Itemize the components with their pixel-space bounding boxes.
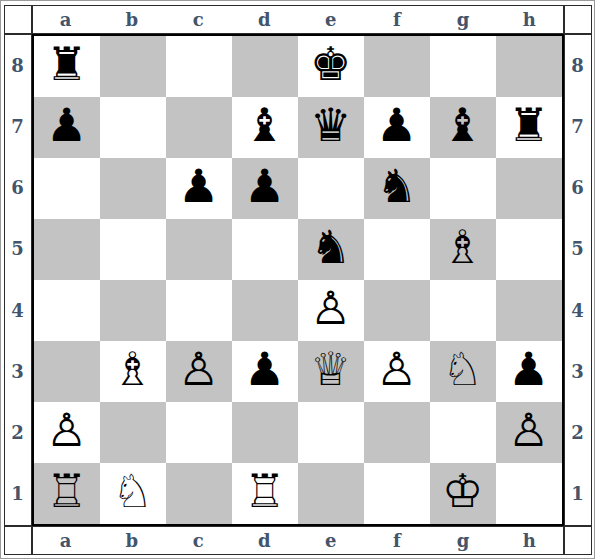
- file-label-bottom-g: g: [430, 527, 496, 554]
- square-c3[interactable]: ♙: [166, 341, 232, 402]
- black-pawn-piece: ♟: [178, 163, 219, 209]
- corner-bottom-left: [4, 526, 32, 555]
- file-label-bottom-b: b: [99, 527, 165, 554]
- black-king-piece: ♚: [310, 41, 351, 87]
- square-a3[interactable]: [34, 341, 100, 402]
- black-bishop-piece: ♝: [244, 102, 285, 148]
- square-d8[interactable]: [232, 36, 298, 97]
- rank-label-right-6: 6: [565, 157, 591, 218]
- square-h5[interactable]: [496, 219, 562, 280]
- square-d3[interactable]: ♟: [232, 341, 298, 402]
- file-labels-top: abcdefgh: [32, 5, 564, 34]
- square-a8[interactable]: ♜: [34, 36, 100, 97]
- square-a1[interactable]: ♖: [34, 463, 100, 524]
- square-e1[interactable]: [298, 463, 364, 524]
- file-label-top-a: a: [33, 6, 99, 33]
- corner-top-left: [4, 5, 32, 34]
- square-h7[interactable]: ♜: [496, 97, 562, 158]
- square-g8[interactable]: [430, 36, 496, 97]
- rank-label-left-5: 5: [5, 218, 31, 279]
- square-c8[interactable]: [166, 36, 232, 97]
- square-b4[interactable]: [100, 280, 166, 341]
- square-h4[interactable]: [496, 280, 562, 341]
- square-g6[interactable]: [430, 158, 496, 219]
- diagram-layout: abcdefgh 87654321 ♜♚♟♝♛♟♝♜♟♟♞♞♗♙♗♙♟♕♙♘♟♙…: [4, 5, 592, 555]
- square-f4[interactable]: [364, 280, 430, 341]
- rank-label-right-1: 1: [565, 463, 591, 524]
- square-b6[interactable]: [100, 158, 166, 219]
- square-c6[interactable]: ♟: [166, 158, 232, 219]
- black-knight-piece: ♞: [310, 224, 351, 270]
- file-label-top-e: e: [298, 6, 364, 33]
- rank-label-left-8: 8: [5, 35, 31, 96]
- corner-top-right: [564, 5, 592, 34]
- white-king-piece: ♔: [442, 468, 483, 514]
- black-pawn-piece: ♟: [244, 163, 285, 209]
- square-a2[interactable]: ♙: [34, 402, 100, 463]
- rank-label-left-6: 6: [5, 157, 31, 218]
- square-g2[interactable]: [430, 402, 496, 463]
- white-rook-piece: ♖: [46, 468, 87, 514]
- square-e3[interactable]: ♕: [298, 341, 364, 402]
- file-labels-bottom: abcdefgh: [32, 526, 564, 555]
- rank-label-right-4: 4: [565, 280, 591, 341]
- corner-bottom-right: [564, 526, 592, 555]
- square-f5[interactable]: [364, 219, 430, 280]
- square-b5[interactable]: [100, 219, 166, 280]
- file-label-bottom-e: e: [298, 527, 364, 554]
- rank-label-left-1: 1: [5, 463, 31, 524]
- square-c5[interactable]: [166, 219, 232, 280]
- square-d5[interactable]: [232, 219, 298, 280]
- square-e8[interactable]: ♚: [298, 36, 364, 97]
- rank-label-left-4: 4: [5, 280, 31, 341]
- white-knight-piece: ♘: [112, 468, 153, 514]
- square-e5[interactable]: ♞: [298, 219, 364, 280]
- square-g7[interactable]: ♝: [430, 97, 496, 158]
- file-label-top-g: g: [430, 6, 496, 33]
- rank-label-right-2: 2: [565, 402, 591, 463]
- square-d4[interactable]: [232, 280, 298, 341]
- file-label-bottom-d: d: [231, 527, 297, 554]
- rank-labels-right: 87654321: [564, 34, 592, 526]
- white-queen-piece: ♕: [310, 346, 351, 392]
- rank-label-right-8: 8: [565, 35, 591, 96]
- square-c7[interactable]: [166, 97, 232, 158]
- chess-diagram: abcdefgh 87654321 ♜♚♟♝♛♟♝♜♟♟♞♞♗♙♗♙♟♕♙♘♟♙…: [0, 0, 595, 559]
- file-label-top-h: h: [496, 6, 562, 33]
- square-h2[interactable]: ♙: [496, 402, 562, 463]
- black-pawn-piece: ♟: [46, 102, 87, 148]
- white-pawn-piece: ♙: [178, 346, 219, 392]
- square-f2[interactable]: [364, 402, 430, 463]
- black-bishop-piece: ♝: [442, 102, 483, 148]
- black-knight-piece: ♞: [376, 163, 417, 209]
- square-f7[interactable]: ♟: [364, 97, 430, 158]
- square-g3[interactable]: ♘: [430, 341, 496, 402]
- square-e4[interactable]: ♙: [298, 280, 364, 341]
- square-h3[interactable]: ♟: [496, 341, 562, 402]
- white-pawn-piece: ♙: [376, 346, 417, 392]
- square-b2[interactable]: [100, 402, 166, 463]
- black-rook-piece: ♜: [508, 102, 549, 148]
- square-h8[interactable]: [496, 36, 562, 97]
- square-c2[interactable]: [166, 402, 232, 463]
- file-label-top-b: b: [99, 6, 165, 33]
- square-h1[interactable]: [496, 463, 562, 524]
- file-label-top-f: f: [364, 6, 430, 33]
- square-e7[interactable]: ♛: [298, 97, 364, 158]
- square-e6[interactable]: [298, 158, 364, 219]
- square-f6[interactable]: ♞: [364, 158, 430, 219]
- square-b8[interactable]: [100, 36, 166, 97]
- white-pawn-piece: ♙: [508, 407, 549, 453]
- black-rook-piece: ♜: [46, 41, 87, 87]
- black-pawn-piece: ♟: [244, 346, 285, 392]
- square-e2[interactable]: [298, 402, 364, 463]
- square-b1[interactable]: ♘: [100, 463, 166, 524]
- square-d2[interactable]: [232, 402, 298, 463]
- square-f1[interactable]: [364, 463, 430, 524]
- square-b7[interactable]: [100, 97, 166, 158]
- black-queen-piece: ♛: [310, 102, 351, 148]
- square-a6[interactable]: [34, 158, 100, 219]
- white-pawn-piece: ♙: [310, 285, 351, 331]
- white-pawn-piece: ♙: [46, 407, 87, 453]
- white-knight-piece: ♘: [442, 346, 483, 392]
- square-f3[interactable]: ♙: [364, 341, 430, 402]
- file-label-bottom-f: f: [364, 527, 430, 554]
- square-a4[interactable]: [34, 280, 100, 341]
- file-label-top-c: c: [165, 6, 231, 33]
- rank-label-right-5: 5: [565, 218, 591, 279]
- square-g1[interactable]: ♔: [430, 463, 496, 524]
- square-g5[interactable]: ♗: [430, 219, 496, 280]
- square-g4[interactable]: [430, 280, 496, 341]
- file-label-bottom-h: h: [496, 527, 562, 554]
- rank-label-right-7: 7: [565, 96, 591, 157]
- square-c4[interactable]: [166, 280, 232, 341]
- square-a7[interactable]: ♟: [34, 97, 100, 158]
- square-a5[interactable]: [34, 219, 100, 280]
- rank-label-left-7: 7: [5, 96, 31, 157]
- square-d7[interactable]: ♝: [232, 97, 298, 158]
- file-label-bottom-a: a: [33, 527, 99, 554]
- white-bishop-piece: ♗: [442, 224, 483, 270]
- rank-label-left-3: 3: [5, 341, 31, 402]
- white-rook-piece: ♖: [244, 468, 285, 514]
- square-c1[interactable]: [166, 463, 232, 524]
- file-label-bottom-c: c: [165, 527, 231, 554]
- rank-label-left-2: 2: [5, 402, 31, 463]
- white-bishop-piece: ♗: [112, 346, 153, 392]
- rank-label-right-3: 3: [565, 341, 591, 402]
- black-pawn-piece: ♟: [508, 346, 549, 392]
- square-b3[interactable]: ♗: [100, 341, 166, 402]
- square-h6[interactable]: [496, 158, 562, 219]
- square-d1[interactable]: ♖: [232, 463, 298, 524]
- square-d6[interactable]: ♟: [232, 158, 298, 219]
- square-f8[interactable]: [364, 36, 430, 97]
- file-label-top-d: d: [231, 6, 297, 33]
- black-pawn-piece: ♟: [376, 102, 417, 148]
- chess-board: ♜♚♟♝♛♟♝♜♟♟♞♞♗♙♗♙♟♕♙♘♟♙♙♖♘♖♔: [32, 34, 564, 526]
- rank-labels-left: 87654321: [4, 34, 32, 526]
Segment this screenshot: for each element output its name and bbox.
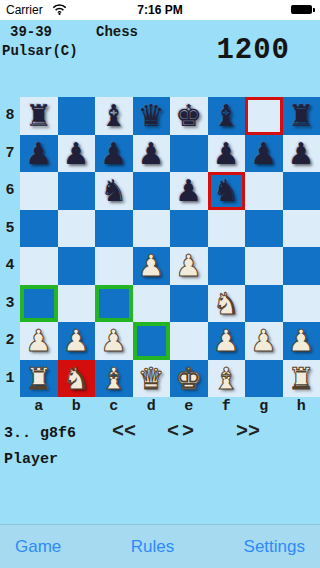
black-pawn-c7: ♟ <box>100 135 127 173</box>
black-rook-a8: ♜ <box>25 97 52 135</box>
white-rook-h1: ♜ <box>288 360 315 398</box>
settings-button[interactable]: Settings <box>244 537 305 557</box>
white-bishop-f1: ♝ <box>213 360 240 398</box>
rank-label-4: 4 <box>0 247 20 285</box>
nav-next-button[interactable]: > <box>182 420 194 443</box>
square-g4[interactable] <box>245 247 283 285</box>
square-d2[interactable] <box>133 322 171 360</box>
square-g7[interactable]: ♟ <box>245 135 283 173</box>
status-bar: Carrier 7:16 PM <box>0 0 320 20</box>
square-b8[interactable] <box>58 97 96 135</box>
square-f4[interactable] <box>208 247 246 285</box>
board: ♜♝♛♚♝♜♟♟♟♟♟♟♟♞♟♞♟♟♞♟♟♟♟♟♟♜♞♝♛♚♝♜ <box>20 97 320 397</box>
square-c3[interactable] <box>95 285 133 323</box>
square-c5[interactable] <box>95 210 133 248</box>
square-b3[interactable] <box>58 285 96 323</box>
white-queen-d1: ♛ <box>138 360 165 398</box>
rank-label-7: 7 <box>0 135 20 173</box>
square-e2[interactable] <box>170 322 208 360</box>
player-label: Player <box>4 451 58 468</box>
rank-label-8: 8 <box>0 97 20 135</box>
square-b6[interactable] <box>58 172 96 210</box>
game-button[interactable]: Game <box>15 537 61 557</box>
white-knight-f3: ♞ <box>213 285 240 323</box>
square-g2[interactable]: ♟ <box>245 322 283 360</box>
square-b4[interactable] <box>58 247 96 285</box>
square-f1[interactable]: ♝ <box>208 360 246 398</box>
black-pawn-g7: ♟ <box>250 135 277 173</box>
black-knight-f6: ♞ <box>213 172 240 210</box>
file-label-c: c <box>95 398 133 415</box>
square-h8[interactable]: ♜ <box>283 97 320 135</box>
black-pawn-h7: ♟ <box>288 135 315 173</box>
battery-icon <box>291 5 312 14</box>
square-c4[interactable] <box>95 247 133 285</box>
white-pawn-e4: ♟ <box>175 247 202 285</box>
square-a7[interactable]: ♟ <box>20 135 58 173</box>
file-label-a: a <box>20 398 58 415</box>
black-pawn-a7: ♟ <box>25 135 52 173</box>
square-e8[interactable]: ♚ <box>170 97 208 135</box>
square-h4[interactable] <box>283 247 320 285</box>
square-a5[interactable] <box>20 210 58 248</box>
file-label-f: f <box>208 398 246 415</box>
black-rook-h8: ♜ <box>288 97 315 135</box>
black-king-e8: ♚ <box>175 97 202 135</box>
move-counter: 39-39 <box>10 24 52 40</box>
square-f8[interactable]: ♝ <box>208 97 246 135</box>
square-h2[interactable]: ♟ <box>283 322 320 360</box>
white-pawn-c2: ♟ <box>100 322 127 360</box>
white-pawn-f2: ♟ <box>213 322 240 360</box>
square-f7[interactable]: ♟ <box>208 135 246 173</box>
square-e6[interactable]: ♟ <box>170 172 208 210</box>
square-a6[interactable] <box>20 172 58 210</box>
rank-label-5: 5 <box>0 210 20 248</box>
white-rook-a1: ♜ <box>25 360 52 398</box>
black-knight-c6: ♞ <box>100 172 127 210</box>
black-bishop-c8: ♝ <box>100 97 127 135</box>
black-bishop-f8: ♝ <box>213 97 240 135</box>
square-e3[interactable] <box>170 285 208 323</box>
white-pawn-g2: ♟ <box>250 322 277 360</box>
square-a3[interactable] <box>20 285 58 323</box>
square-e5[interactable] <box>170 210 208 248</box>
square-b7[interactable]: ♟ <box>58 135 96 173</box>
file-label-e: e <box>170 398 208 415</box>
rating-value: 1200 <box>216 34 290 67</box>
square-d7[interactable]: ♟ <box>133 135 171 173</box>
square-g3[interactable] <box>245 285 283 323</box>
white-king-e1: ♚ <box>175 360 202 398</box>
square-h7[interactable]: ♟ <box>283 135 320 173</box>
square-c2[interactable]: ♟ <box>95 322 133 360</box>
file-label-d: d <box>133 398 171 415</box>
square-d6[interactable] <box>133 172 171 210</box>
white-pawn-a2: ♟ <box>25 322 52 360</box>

GOAL —
Arrange the stretch from the line containing "black-pawn-c7: ♟ <box>100 135 127 173</box>" through the line containing "square-g7[interactable]: ♟ <box>245" as a Markdown table with two columns, Row and Entry. Number each line in Row, put its text in Entry, and skip any blank lines.

WRITTEN ANSWER —
| Row | Entry |
|---|---|
| 1 | black-pawn-c7: ♟ <box>100 135 127 173</box> |
| 2 | black-rook-a8: ♜ <box>25 97 52 135</box> |
| 3 | white-rook-h1: ♜ <box>288 360 315 398</box> |
| 4 | settings-button[interactable]: Settings <box>244 537 305 557</box> |
| 5 | white-bishop-f1: ♝ <box>213 360 240 398</box> |
| 6 | rank-label-4: 4 <box>0 247 20 285</box> |
| 7 | nav-next-button[interactable]: > <box>182 420 194 443</box> |
| 8 | square-g4[interactable] <box>245 247 283 285</box> |
| 9 | square-d2[interactable] <box>133 322 171 360</box> |
| 10 | square-g7[interactable]: ♟ <box>245 135 283 173</box> |